* Passage to read:
-- START --

I have mentioned in the past my love of the Second World War but I must stress that it is usually a love of the revolutionary machinery that they used. In this vein, I suppose I could add that at least the aircraft and land-based vehicles is an example of human beings at their best: what ingenuity we are capable of. Pity it has to be at such great human cost.

 

Those who know me well will be left in no doubt about my love for Greece. I have not told you about it here yet, but let me say now, I think it is nothing short of paradise. Every time I go, I feel the years peel away from my skin and the weight of my troubles slowly vaporise from my shoulders. The minute I land, I take in a deep breath and breathe out all the stress and tension of the British Rat Race. What is it about the Sun that literally warms your heart and metaphorically lifts the soul? The first time I went with my wife, it was to Crete, the largest and most populated of the Greek islands. On this particular holiday we were staying on the south coast at a gorgeous resort called Rethymno. I have to say, as much as I love Greece, they haven’t always preserved their amazing ancient architecture too well, and it’s often a shame to see the crumbling remains of what was once, quite obviously, amazing. However, this is not the case in beautiful Rethymno. Here, they have possibly the best preserved ancient town centres I’ve ever seen there.

-- END --

* Supplied material:
-- START --

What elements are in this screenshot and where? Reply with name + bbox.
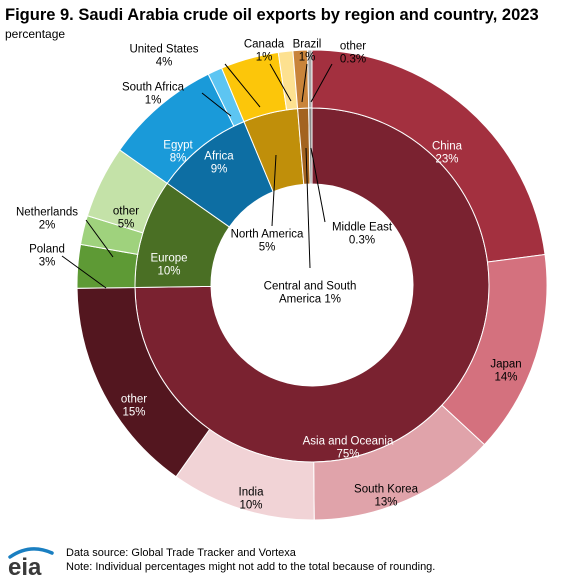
- inner-label-north-america: North America 5%: [231, 229, 304, 254]
- outer-label-middle-east-other: other 0.3%: [340, 41, 366, 66]
- outer-label-europe-other: other 5%: [113, 206, 139, 231]
- outer-label-north-america-canada: Canada 1%: [244, 39, 285, 64]
- chart-title: Figure 9. Saudi Arabia crude oil exports…: [5, 6, 539, 24]
- outer-label-africa-egypt: Egypt 8%: [163, 140, 193, 165]
- logo-arc: [8, 547, 54, 559]
- outer-leader-africa-south-africa: [201, 92, 232, 117]
- inner-leader-north-america: [271, 154, 277, 227]
- labels-layer: China 23% Japan 14% South Korea 13% India 10% ot…: [16, 39, 522, 512]
- outer-label-asia-and-oceania-japan: Japan 14%: [490, 359, 521, 384]
- outer-label-central-and-south-america-brazil: Brazil 1%: [293, 39, 322, 64]
- inner-label-middle-east: Middle East 0.3%: [332, 222, 393, 247]
- rounding-note-line: Note: Individual percentages might not a…: [66, 561, 436, 573]
- outer-label-africa-south-africa: South Africa 1%: [122, 82, 185, 107]
- slices-layer: [76, 49, 548, 521]
- source-notes: Data source: Global Trade Tracker and Vo…: [66, 546, 435, 574]
- inner-label-africa: Africa 9%: [204, 151, 234, 176]
- eia-logo: eia: [8, 547, 54, 578]
- leader-lines-layer: [61, 63, 333, 289]
- outer-leader-central-and-south-america-brazil: [301, 63, 308, 103]
- outer-leader-europe-poland: [61, 255, 107, 289]
- logo-text: eia: [8, 554, 42, 578]
- outer-label-asia-and-oceania-india: India 10%: [239, 487, 265, 512]
- inner-label-central-and-south-america: Central and South America 1%: [264, 281, 357, 306]
- outer-label-europe-poland: Poland 3%: [29, 244, 65, 269]
- chart-subtitle: percentage: [5, 27, 66, 41]
- outer-leader-north-america-canada: [269, 63, 292, 102]
- outer-slice-middle-east-other: [307, 49, 313, 109]
- outer-label-asia-and-oceania-other: other 15%: [121, 394, 147, 419]
- inner-label-europe: Europe 10%: [150, 253, 187, 278]
- inner-leader-central-and-south-america: [305, 147, 311, 269]
- outer-label-asia-and-oceania-south-korea: South Korea 13%: [354, 484, 419, 509]
- data-source-line: Data source: Global Trade Tracker and Vo…: [66, 547, 296, 559]
- outer-label-asia-and-oceania-china: China 23%: [432, 141, 463, 166]
- inner-leader-middle-east: [310, 147, 326, 223]
- outer-label-europe-netherlands: Netherlands 2%: [16, 207, 78, 232]
- outer-leader-europe-netherlands: [85, 219, 114, 258]
- outer-leader-north-america-united-states: [224, 63, 261, 108]
- outer-leader-middle-east-other: [310, 63, 333, 103]
- inner-label-asia-and-oceania: Asia and Oceania 75%: [303, 436, 394, 461]
- outer-label-north-america-united-states: United States 4%: [129, 44, 198, 69]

-- END --

* Aim A: In the passage on Greece, which island did the writer visit on the first trip there with their wife?
* Aim B: Carry the passage on Greece forward from its last sentence, keeping its personal voice.

* Output A: Crete, the largest and most populated of the Greek islands.

* Output B:
One day we decided to take a trip to Chania, the second largest town on Crete, where we had been told that there were allied war graves at the British Commonwealth War Cemetery, at a place called Souda Bay.

 

the war cemetaryThose of you who are familiar with Second World War history will know that Crete saw some of the bloodiest hand to hand fighting of the war. In the battle which raged as allied forces desperately tried to combat the German advance for control of Crete, a total of three cruisers, six destroyers, and several other smaller vessels were tragically lost, not to mention the dozens of crafts which were damaged, before the island eventually capitulated to repeated swarms of German paratroopers. For all sorts of reasons, from a keen interest in this history and in search of soulful serenity, it was a blisteringly hot day when we went to the main bus station and boarded a bus that had Chania on the front of it, hoping to be taken into the centre of the town.

 

We were already wilting from the oppressive heat by the time we arrived to Chania and with dismay learned that the cemetery was still a few miles away. After purchasing a large bunch of green grapes and a couple bottles of water, we negotiated with a taxi driver to take us the remainder of our quest.

 

During the short drive, I stared out of the window to the dry, brown land flitting past me; my mouth felt even more parched and I found it hard to swallow. The scenery was like many other parts of sun-drenched Crete but when we pulled up outside the cemetery gates we could see that beyond them the contrast was startling. Lush green lay everywhere adorned with dazzling flowers sprawled out making the whole scene reminiscent of an English bowling green. I was immediately overwhelmed simply by the atmosphere of peace which exuded from the very earth; on three sides the cemetery was quietly shaded by trees and bushes with the vast sea beyond.

 

The taxi driver was asked to wait for us, and considering how hot it was, I gave him half of our grapes to sweeten the deal.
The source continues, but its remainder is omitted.